Find the word "element" in the records below. List each line containing it.

Entries provided |
================
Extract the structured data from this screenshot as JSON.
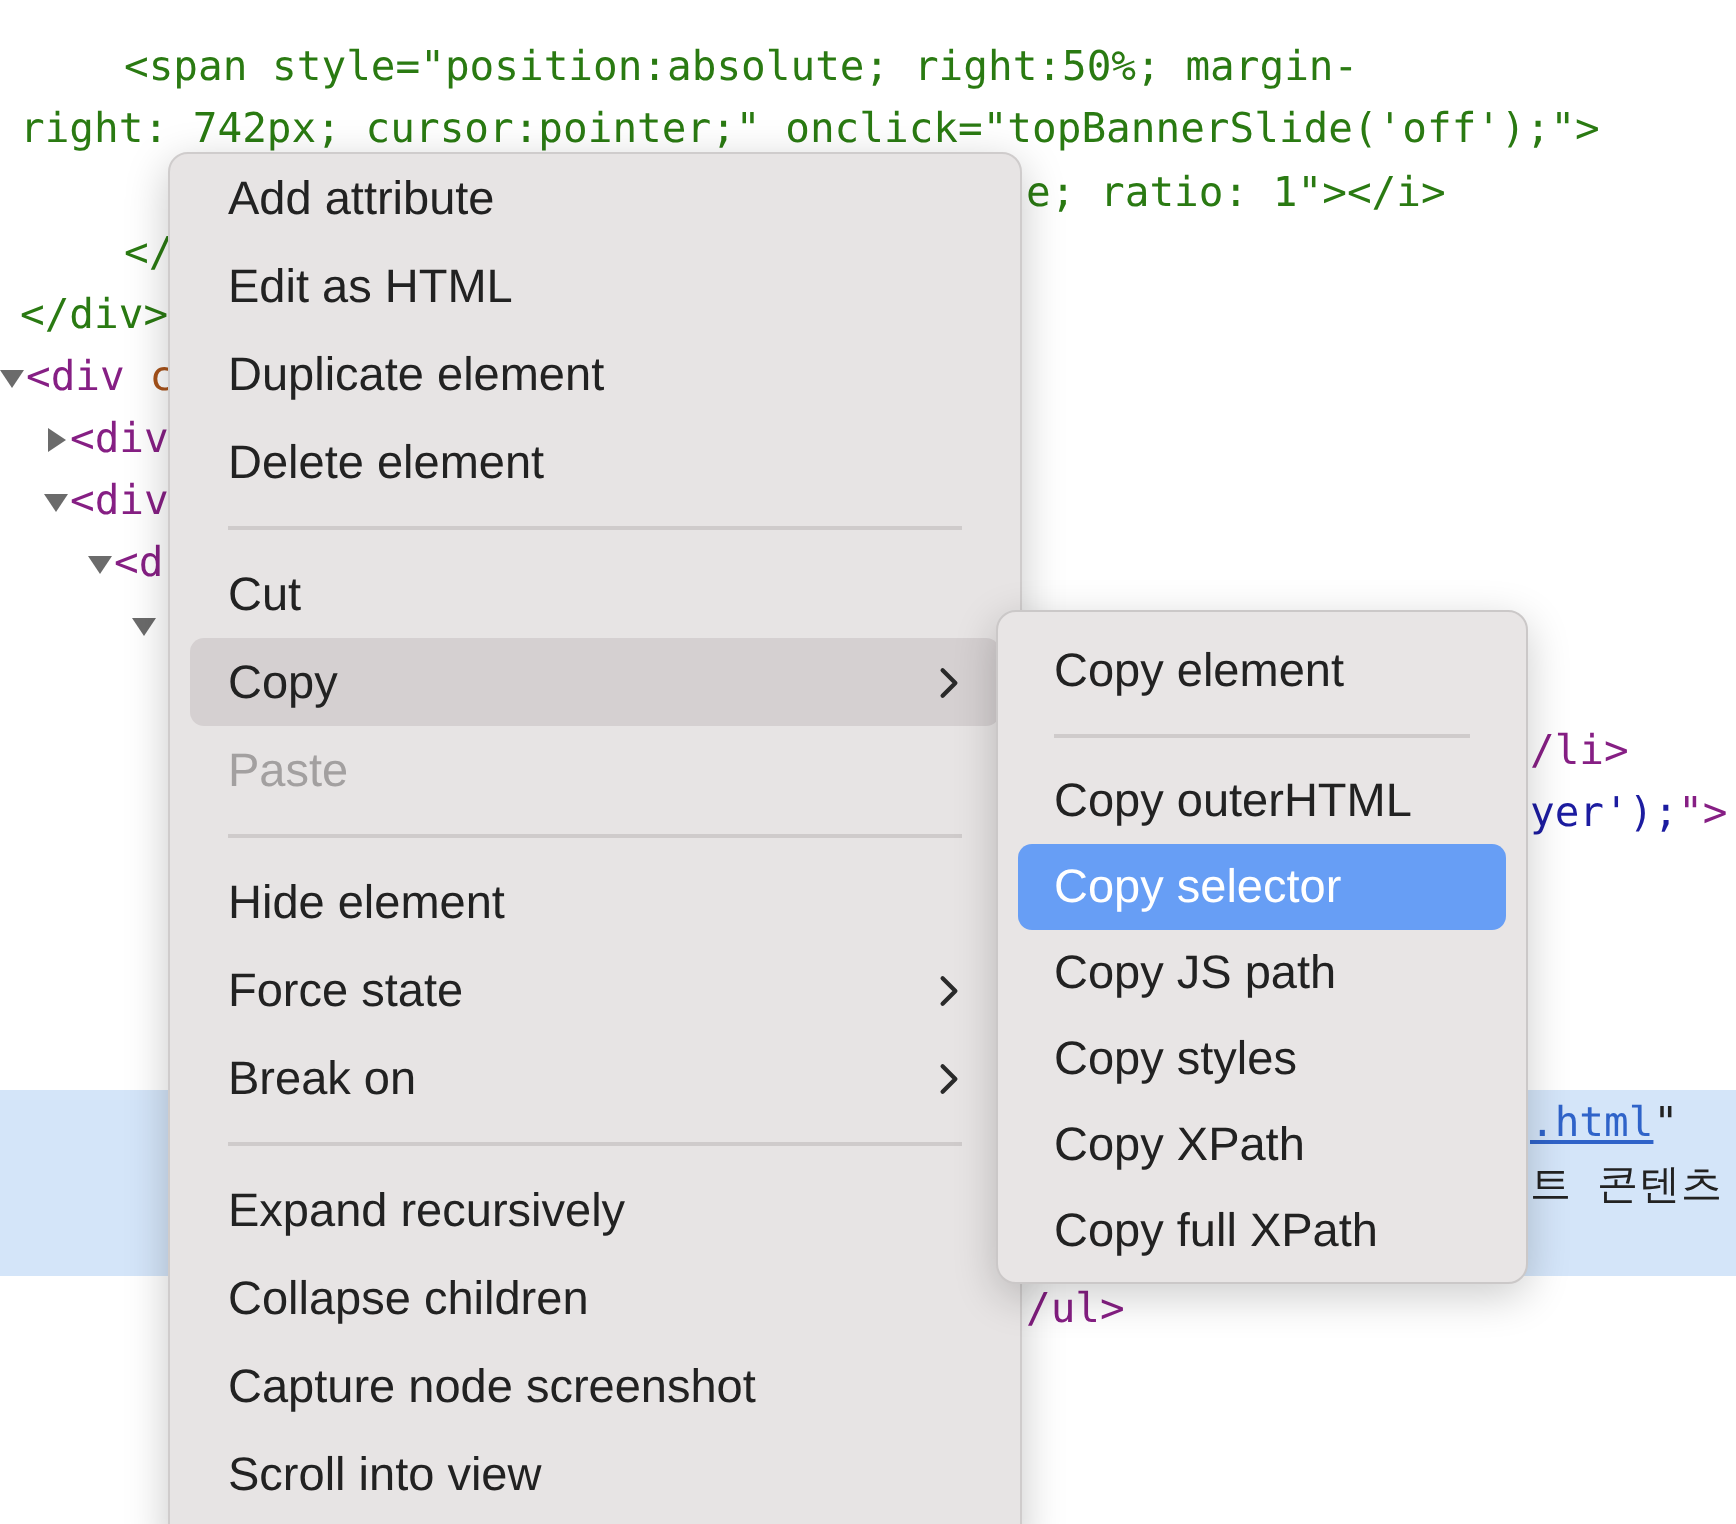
{
  "code": {
    "lines": [
      {
        "kind": "gap"
      },
      {
        "kind": "indented",
        "segments": [
          {
            "kind": "comment",
            "text": "<span style=\"position:absolute; right:50%; margin-"
          }
        ]
      },
      {
        "kind": "plain",
        "segments": [
          {
            "kind": "comment",
            "text": "right: 742px; cursor:pointer;\" onclick=\"topBannerSlide('off');\">"
          }
        ]
      },
      {
        "kind": "plain",
        "right": {
          "kind": "after-menu",
          "segments": [
            {
              "kind": "comment",
              "text": "e; ratio: 1\"></i>"
            }
          ]
        }
      },
      {
        "kind": "indented",
        "segments": [
          {
            "kind": "comment",
            "text": "</"
          }
        ]
      },
      {
        "kind": "plain",
        "segments": [
          {
            "kind": "comment",
            "text": "</div>"
          }
        ]
      },
      {
        "kind": "tree",
        "nodes": [
          {
            "expanded": true,
            "segments": [
              {
                "kind": "tag",
                "text": "<div "
              },
              {
                "kind": "attr",
                "text": "c"
              }
            ],
            "children": [
              {
                "expanded": false,
                "segments": [
                  {
                    "kind": "tag",
                    "text": "<div"
                  }
                ]
              },
              {
                "expanded": true,
                "segments": [
                  {
                    "kind": "tag",
                    "text": "<div"
                  }
                ],
                "children": [
                  {
                    "expanded": true,
                    "segments": [
                      {
                        "kind": "tag",
                        "text": "<d"
                      }
                    ],
                    "children": [
                      {
                        "expanded": true
                      }
                    ]
                  }
                ]
              }
            ]
          }
        ]
      },
      {
        "kind": "gap"
      },
      {
        "kind": "plain",
        "right": {
          "kind": "after-submenu",
          "segments": [
            {
              "kind": "tag",
              "text": "/li>"
            }
          ]
        }
      },
      {
        "kind": "plain",
        "right": {
          "kind": "after-submenu",
          "segments": [
            {
              "kind": "value",
              "text": "yer');"
            },
            {
              "kind": "tag",
              "text": "\">"
            }
          ]
        }
      },
      {
        "kind": "gap"
      },
      {
        "kind": "gap"
      },
      {
        "kind": "gap"
      },
      {
        "kind": "gap"
      },
      {
        "kind": "plain",
        "selected": true,
        "right": {
          "kind": "after-submenu",
          "segments": [
            {
              "kind": "link",
              "text": ".html"
            },
            {
              "kind": "text",
              "text": "\""
            }
          ]
        }
      },
      {
        "kind": "plain",
        "selected": true,
        "right": {
          "kind": "after-submenu",
          "segments": [
            {
              "kind": "text",
              "text": "트 콘텐츠"
            }
          ]
        }
      },
      {
        "kind": "gap",
        "selected": true
      },
      {
        "kind": "plain",
        "right": {
          "kind": "after-menu",
          "segments": [
            {
              "kind": "tag",
              "text": "/ul>"
            }
          ]
        }
      }
    ]
  },
  "context_menu": {
    "items": [
      {
        "kind": "item",
        "label": "Add attribute"
      },
      {
        "kind": "item",
        "label": "Edit as HTML"
      },
      {
        "kind": "item",
        "label": "Duplicate element"
      },
      {
        "kind": "item",
        "label": "Delete element"
      },
      {
        "kind": "separator"
      },
      {
        "kind": "item",
        "label": "Cut"
      },
      {
        "kind": "item",
        "label": "Copy",
        "selected": true,
        "submenu": true,
        "children": [
          {
            "kind": "item",
            "label": "Copy element",
            "selected": false
          },
          {
            "kind": "separator"
          },
          {
            "kind": "item",
            "label": "Copy outerHTML",
            "selected": false
          },
          {
            "kind": "item",
            "label": "Copy selector",
            "selected": true
          },
          {
            "kind": "item",
            "label": "Copy JS path",
            "selected": false
          },
          {
            "kind": "item",
            "label": "Copy styles",
            "selected": false
          },
          {
            "kind": "item",
            "label": "Copy XPath",
            "selected": false
          },
          {
            "kind": "item",
            "label": "Copy full XPath",
            "selected": false
          }
        ]
      },
      {
        "kind": "item",
        "label": "Paste",
        "disabled": true
      },
      {
        "kind": "separator"
      },
      {
        "kind": "item",
        "label": "Hide element"
      },
      {
        "kind": "item",
        "label": "Force state",
        "submenu": true
      },
      {
        "kind": "item",
        "label": "Break on",
        "submenu": true
      },
      {
        "kind": "separator"
      },
      {
        "kind": "item",
        "label": "Expand recursively"
      },
      {
        "kind": "item",
        "label": "Collapse children"
      },
      {
        "kind": "item",
        "label": "Capture node screenshot"
      },
      {
        "kind": "item",
        "label": "Scroll into view"
      }
    ]
  }
}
================
Worked answer |
        "label": "Duplicate element"
        "label": "Delete element"
            "label": "Copy element",
        "label": "Hide element"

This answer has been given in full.